Collected data

Begin

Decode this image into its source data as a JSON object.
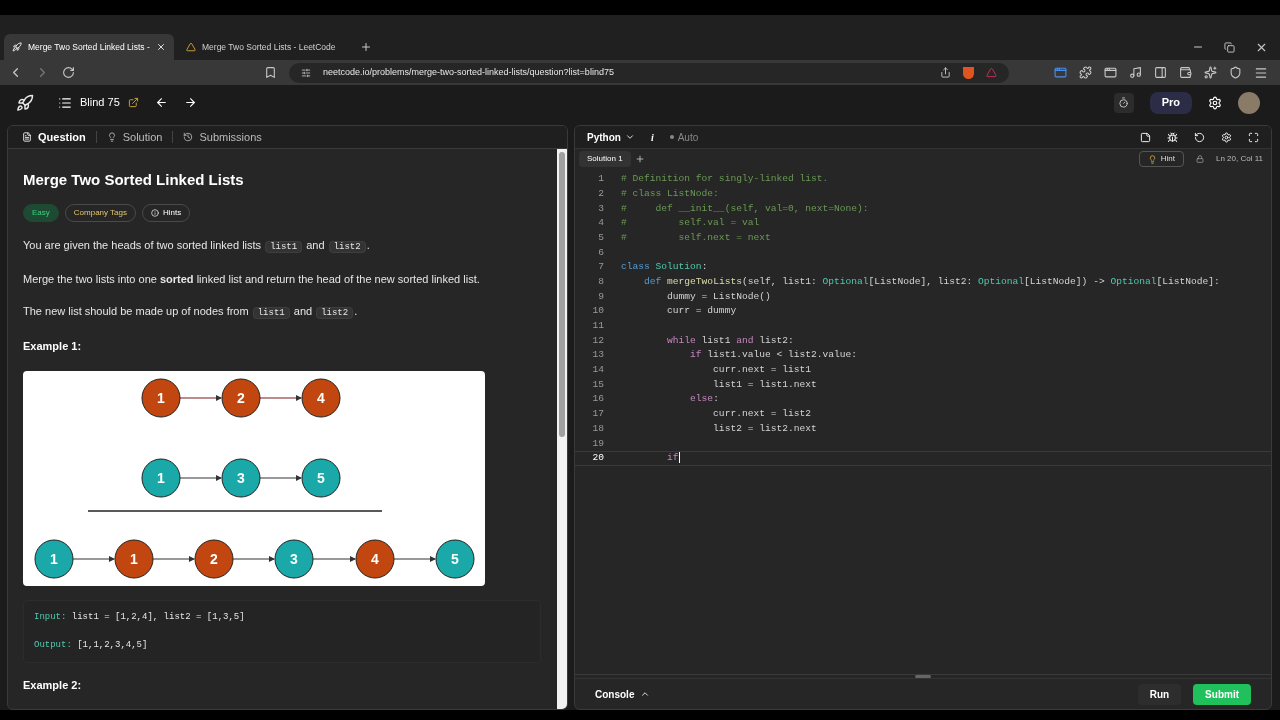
{
  "browser": {
    "tabs": [
      {
        "title": "Merge Two Sorted Linked Lists -",
        "selected": true
      },
      {
        "title": "Merge Two Sorted Lists - LeetCode",
        "selected": false
      }
    ],
    "url": "neetcode.io/problems/merge-two-sorted-linked-lists/question?list=blind75"
  },
  "header": {
    "list_title": "Blind 75",
    "pro": "Pro"
  },
  "question": {
    "tabs": [
      {
        "label": "Question",
        "selected": true
      },
      {
        "label": "Solution",
        "selected": false
      },
      {
        "label": "Submissions",
        "selected": false
      }
    ],
    "title": "Merge Two Sorted Linked Lists",
    "tags": [
      {
        "label": "Easy",
        "kind": "difficulty"
      },
      {
        "label": "Company Tags",
        "kind": "company"
      },
      {
        "label": "Hints",
        "kind": "hints"
      }
    ],
    "paragraphs": [
      [
        {
          "kind": "text",
          "text": "You are given the heads of two sorted linked lists "
        },
        {
          "kind": "code",
          "text": "list1"
        },
        {
          "kind": "text",
          "text": " and "
        },
        {
          "kind": "code",
          "text": "list2"
        },
        {
          "kind": "text",
          "text": "."
        }
      ],
      [
        {
          "kind": "text",
          "text": "Merge the two lists into one **sorted** linked list and return the head of the new sorted linked list."
        }
      ],
      [
        {
          "kind": "text",
          "text": "The new list should be made up of nodes from "
        },
        {
          "kind": "code",
          "text": "list1"
        },
        {
          "kind": "text",
          "text": " and "
        },
        {
          "kind": "code",
          "text": "list2"
        },
        {
          "kind": "text",
          "text": "."
        }
      ]
    ],
    "example1": {
      "heading": "Example 1:",
      "diagram": {
        "rows": [
          [
            {
              "value": "1",
              "color": "#c2460f"
            },
            {
              "value": "2",
              "color": "#c2460f"
            },
            {
              "value": "4",
              "color": "#c2460f"
            }
          ],
          [
            {
              "value": "1",
              "color": "#1aa8a8"
            },
            {
              "value": "3",
              "color": "#1aa8a8"
            },
            {
              "value": "5",
              "color": "#1aa8a8"
            }
          ],
          [
            {
              "value": "1",
              "color": "#1aa8a8"
            },
            {
              "value": "1",
              "color": "#c2460f"
            },
            {
              "value": "2",
              "color": "#c2460f"
            },
            {
              "value": "3",
              "color": "#1aa8a8"
            },
            {
              "value": "4",
              "color": "#c2460f"
            },
            {
              "value": "5",
              "color": "#1aa8a8"
            }
          ]
        ]
      },
      "io": [
        {
          "label": "Input:",
          "value": " list1 = [1,2,4], list2 = [1,3,5]"
        },
        {
          "label": "Output:",
          "value": " [1,1,2,3,4,5]"
        }
      ]
    },
    "example2": {
      "heading": "Example 2:"
    }
  },
  "editor": {
    "language": "Python",
    "info_label": "i",
    "mode": "Auto",
    "file_tab": "Solution 1",
    "hint": "Hint",
    "position": "Ln 20, Col 11",
    "lines": [
      {
        "number": "1",
        "current": false,
        "segments": [
          {
            "kind": "comment",
            "text": "# Definition for singly-linked list."
          }
        ]
      },
      {
        "number": "2",
        "current": false,
        "segments": [
          {
            "kind": "comment",
            "text": "# class ListNode:"
          }
        ]
      },
      {
        "number": "3",
        "current": false,
        "segments": [
          {
            "kind": "comment",
            "text": "#     def __init__(self, val=0, next=None):"
          }
        ]
      },
      {
        "number": "4",
        "current": false,
        "segments": [
          {
            "kind": "comment",
            "text": "#         self.val = val"
          }
        ]
      },
      {
        "number": "5",
        "current": false,
        "segments": [
          {
            "kind": "comment",
            "text": "#         self.next = next"
          }
        ]
      },
      {
        "number": "6",
        "current": false
      },
      {
        "number": "7",
        "current": false,
        "segments": [
          {
            "kind": "keyword",
            "text": "class"
          },
          {
            "kind": "type",
            "text": " Solution"
          },
          {
            "kind": "plain",
            "text": ":"
          }
        ]
      },
      {
        "number": "8",
        "current": false,
        "segments": [
          {
            "kind": "keyword",
            "text": "    def"
          },
          {
            "kind": "function",
            "text": " mergeTwoLists"
          },
          {
            "kind": "plain",
            "text": "(self, list1: "
          },
          {
            "kind": "type",
            "text": "Optional"
          },
          {
            "kind": "plain",
            "text": "[ListNode], list2: "
          },
          {
            "kind": "type",
            "text": "Optional"
          },
          {
            "kind": "plain",
            "text": "[ListNode]) -> "
          },
          {
            "kind": "type",
            "text": "Optional"
          },
          {
            "kind": "plain",
            "text": "[ListNode]:"
          }
        ]
      },
      {
        "number": "9",
        "current": false,
        "segments": [
          {
            "kind": "plain",
            "text": "        dummy = ListNode()"
          }
        ]
      },
      {
        "number": "10",
        "current": false,
        "segments": [
          {
            "kind": "plain",
            "text": "        curr = dummy"
          }
        ]
      },
      {
        "number": "11",
        "current": false
      },
      {
        "number": "12",
        "current": false,
        "segments": [
          {
            "kind": "control",
            "text": "        while"
          },
          {
            "kind": "plain",
            "text": " list1 "
          },
          {
            "kind": "control",
            "text": "and"
          },
          {
            "kind": "plain",
            "text": " list2:"
          }
        ]
      },
      {
        "number": "13",
        "current": false,
        "segments": [
          {
            "kind": "control",
            "text": "            if"
          },
          {
            "kind": "plain",
            "text": " list1.value < list2.value:"
          }
        ]
      },
      {
        "number": "14",
        "current": false,
        "segments": [
          {
            "kind": "plain",
            "text": "                curr.next = list1"
          }
        ]
      },
      {
        "number": "15",
        "current": false,
        "segments": [
          {
            "kind": "plain",
            "text": "                list1 = list1.next"
          }
        ]
      },
      {
        "number": "16",
        "current": false,
        "segments": [
          {
            "kind": "control",
            "text": "            else"
          },
          {
            "kind": "plain",
            "text": ":"
          }
        ]
      },
      {
        "number": "17",
        "current": false,
        "segments": [
          {
            "kind": "plain",
            "text": "                curr.next = list2"
          }
        ]
      },
      {
        "number": "18",
        "current": false,
        "segments": [
          {
            "kind": "plain",
            "text": "                list2 = list2.next"
          }
        ]
      },
      {
        "number": "19",
        "current": false
      },
      {
        "number": "20",
        "current": true,
        "segments": [
          {
            "kind": "control",
            "text": "        if"
          }
        ]
      }
    ]
  },
  "console": {
    "label": "Console",
    "run": "Run",
    "submit": "Submit"
  }
}
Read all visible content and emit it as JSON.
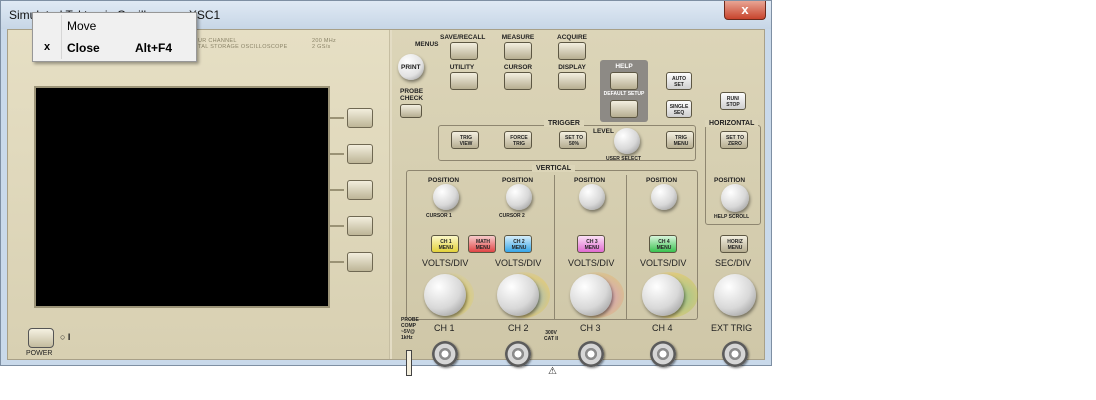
{
  "window": {
    "title": "Simulated Tektronix Oscilloscope-XSC1",
    "close_glyph": "x"
  },
  "context_menu": {
    "items": [
      {
        "label": "Move",
        "shortcut": "",
        "mark": ""
      },
      {
        "label": "Close",
        "shortcut": "Alt+F4",
        "mark": "x"
      }
    ]
  },
  "scope": {
    "brand_line1": "UR CHANNEL",
    "brand_line2": "TAL STORAGE OSCILLOSCOPE",
    "spec_line1": "200 MHz",
    "spec_line2": "2 GS/s",
    "power_label": "POWER",
    "print_label": "PRINT",
    "probe_check_label": "PROBE\nCHECK",
    "menus_label": "MENUS",
    "menu_buttons": [
      {
        "label": "SAVE/RECALL"
      },
      {
        "label": "MEASURE"
      },
      {
        "label": "ACQUIRE"
      },
      {
        "label": "HELP"
      },
      {
        "label": "UTILITY"
      },
      {
        "label": "CURSOR"
      },
      {
        "label": "DISPLAY"
      },
      {
        "label": "DEFAULT SETUP"
      }
    ],
    "autoset_label": "AUTO\nSET",
    "single_seq_label": "SINGLE\nSEQ",
    "run_stop_label": "RUN/\nSTOP",
    "trigger": {
      "title": "TRIGGER",
      "trig_view": "TRIG\nVIEW",
      "force_trig": "FORCE\nTRIG",
      "set_to_50": "SET TO\n50%",
      "level_label": "LEVEL",
      "user_select": "USER SELECT",
      "trig_menu": "TRIG\nMENU"
    },
    "horizontal": {
      "title": "HORIZONTAL",
      "set_to_zero": "SET TO\nZERO",
      "position_label": "POSITION",
      "help_scroll": "HELP SCROLL",
      "horiz_menu": "HORIZ\nMENU",
      "sec_div": "SEC/DIV",
      "ext_trig": "EXT TRIG"
    },
    "vertical": {
      "title": "VERTICAL",
      "math_menu": "MATH\nMENU",
      "cat_rating": "300V\nCAT II",
      "channels": [
        {
          "position": "POSITION",
          "cursor": "CURSOR 1",
          "menu": "CH 1\nMENU",
          "volts": "VOLTS/DIV",
          "input": "CH 1",
          "color": "#f2d600"
        },
        {
          "position": "POSITION",
          "cursor": "CURSOR 2",
          "menu": "CH 2\nMENU",
          "volts": "VOLTS/DIV",
          "input": "CH 2",
          "color": "#36a6e8"
        },
        {
          "position": "POSITION",
          "cursor": "",
          "menu": "CH 3\nMENU",
          "volts": "VOLTS/DIV",
          "input": "CH 3",
          "color": "#e06ad0"
        },
        {
          "position": "POSITION",
          "cursor": "",
          "menu": "CH 4\nMENU",
          "volts": "VOLTS/DIV",
          "input": "CH 4",
          "color": "#39c24f"
        }
      ]
    },
    "probe_comp": "PROBE\nCOMP\n~5V@\n1kHz"
  },
  "colors": {
    "panel": "#e3dcc0",
    "screen": "#000000",
    "math": "#e04545"
  }
}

End

Lines containing the word "Solution" are to be tallied; report only the total.

ANSWER TO THIS TASK ::
3